Stored items
════════════════════

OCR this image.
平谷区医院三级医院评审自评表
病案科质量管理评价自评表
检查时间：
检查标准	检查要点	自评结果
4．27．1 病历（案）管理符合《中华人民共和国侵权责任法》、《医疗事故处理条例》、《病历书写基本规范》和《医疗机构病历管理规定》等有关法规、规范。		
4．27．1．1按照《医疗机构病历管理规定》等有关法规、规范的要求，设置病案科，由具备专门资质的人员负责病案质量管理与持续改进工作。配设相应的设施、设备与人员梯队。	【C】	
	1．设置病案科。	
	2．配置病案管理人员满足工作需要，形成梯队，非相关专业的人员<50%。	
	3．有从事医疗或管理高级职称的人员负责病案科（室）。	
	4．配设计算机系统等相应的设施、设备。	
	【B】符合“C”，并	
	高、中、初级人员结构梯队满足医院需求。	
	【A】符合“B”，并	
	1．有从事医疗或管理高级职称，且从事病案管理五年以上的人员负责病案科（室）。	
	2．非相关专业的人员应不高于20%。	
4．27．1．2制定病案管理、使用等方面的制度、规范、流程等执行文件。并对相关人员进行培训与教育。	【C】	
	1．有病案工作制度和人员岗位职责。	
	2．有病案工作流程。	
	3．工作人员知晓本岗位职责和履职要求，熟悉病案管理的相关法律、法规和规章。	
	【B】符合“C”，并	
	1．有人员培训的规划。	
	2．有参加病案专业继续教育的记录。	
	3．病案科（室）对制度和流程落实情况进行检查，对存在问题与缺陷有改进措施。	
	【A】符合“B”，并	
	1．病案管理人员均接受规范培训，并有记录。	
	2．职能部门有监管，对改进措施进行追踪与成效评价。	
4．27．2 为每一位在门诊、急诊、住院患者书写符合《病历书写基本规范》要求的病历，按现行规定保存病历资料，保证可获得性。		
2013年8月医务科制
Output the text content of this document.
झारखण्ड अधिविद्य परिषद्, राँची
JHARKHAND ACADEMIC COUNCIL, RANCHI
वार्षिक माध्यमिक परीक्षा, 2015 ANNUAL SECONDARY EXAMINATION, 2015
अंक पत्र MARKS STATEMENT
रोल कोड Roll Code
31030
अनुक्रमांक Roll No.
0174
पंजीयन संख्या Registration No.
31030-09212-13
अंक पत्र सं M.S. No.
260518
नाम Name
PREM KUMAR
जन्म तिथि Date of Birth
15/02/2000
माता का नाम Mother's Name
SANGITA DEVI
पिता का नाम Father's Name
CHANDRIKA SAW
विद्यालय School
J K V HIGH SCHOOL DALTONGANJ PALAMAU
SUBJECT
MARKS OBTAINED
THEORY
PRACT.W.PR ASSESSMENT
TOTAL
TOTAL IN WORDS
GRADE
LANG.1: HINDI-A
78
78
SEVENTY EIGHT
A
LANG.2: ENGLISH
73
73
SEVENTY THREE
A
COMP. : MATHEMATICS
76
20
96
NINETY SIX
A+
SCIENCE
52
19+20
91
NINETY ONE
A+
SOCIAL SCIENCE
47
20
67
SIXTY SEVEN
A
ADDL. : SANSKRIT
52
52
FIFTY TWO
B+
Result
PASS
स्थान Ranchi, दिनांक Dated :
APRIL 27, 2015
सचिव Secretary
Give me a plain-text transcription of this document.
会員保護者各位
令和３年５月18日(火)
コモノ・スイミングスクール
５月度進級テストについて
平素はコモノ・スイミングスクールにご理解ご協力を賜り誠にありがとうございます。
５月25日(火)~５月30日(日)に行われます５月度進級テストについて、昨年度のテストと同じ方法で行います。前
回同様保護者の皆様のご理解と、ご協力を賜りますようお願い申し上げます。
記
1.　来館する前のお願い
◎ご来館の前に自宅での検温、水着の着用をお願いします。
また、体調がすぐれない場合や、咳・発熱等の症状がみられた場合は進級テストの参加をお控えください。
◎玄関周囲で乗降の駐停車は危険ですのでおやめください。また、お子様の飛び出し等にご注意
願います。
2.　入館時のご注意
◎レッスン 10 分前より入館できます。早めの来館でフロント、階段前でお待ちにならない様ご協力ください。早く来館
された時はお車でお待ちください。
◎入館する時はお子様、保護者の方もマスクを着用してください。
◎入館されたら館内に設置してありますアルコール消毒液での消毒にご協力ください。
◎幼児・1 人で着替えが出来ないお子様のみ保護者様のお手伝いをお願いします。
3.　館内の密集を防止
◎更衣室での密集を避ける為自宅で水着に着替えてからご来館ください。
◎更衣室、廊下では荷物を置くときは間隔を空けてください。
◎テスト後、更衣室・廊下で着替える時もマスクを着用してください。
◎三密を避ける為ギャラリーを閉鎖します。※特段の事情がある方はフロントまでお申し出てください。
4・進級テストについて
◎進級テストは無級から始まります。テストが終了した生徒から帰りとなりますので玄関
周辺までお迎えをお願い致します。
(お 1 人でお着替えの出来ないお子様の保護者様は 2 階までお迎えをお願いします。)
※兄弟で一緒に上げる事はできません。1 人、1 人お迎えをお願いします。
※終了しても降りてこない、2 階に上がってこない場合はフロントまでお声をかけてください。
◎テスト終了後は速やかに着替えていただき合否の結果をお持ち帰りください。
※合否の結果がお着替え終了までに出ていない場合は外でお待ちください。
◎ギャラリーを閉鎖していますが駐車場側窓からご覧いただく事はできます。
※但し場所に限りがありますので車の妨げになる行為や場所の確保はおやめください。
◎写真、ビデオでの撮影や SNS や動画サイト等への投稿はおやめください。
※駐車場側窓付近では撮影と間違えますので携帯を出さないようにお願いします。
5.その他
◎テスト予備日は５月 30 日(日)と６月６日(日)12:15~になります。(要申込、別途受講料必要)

════════════════════

TASK BRIEF
From the data above, pick out each line containing "设置病案科" and copy it.

ANSWER FOR THE TASK
4．27．1．1按照《医疗机构病历管理规定》等有关法规、规范的要求，设置病案科，由具备专门资质的人员负责病案质量管理与持续改进工作。配设相应的设施、设备与人员梯队。	【C】	
	1．设置病案科。	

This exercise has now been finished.